Write each line out exactly, leaving none out.

::: Listed records :::

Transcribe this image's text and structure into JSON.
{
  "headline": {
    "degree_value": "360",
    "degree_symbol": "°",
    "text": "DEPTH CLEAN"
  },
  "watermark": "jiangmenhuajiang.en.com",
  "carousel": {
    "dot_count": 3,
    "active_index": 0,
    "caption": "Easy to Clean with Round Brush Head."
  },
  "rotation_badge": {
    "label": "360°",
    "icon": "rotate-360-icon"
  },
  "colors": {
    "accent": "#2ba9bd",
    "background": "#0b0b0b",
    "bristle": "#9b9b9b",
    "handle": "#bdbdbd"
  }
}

:::

- _Answer for the task_
Transcribe this image's text and structure into JSON.
{
  "headline": {
    "degree_value": "360",
    "degree_symbol": "°",
    "text": "DEPTH CLEAN"
  },
  "watermark": "jiangmenhuajiang.en.com",
  "carousel": {
    "dot_count": 3,
    "active_index": 0,
    "caption": "Easy to Clean with Round Brush Head."
  },
  "rotation_badge": {
    "label": "360°",
    "icon": "rotate-360-icon"
  },
  "colors": {
    "accent": "#2ba9bd",
    "background": "#0b0b0b",
    "bristle": "#9b9b9b",
    "handle": "#bdbdbd"
  }
}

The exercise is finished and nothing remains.